Document excerpt
Most bruises heal on their own, but large, painful, or unexplained bruises can signal a medical problem.

Key Facts

  • A bruise is also called a contusion.
  • Bruises form when capillaries rupture and blood leaks into tissue under the epidermis.
  • Typical color order: red, purple or blue, green, yellow, then fading brown.
  • Hemoglobin in trapped red blood cells breaks down into pigments such as biliverdin and bilirubin.
  • Most small bruises heal in about 10 to 14 days.
  • Cold packs can reduce early swelling by narrowing blood vessels, while gentle warmth later can help blood flow and healing.

Vocabulary

Epidermis
The epidermis is the thin outer layer of skin that protects the body from the environment.
Dermis
The dermis is the skin layer beneath the epidermis that contains nerves, blood vessels, sweat glands, and connective tissue.
Capillary
A capillary is a tiny blood vessel where oxygen, nutrients, and waste move between blood and body tissues.
Hemoglobin
Hemoglobin is the iron-containing protein in red blood cells that carries oxygen and gives blood its red color.
Inflammation
Inflammation is the body's protective response to injury, often causing redness, warmth, swelling, and pain.

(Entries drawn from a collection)
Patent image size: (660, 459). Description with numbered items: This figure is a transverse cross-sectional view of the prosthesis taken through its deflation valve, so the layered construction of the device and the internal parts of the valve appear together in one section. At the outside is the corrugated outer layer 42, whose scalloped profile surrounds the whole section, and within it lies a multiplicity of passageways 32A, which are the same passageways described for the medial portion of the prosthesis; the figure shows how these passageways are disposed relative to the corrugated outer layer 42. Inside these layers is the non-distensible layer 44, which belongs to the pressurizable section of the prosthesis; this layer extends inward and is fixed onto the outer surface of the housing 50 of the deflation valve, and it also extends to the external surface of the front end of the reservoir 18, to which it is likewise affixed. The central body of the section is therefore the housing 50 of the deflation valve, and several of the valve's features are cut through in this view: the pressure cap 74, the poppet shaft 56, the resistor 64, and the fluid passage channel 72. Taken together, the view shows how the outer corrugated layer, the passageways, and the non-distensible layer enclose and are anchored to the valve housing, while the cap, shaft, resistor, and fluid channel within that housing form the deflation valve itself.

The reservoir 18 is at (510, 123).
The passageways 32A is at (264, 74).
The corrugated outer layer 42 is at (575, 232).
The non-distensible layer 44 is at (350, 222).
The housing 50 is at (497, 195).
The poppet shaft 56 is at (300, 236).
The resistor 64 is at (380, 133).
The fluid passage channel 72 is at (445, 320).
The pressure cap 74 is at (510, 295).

What this exercise asks
(a) List every term defined under the "Vocabulary" heading in the text on bruises.
(b) Extend the text on bruises, picking up after its definition of inflammation.

Answers in order
(a) Epidermis, Dermis, Capillary, Hemoglobin, Inflammation

(b)
Common Mistakes to Avoid

  • Thinking a bruise means the skin surface must be cut is wrong because bruises usually happen under unbroken skin when capillaries leak blood.
  • Assuming bruise colors are random is wrong because the colors follow chemical changes as hemoglobin breaks down during healing.
  • Putting heat on a fresh bruise right away is often a mistake because heat can increase blood flow and may worsen early swelling or pooling.
  • Ignoring large, very painful, or unexplained bruises is unsafe because they can sometimes point to a fracture, bleeding disorder, medication effect, or other health issue.

Practice Questions

  1. 1 A bruise appears blue-purple on day 2 and fades to yellow by day 10. How many days passed between those two observations?
  2. 2 A student has a bruise that usually heals in 14 days. If the bruise formed on March 3, on about what date would you expect it to be mostly healed?
  3. 3 Explain why a bruise can change from red to purple to green to yellow even though no new injury has happened.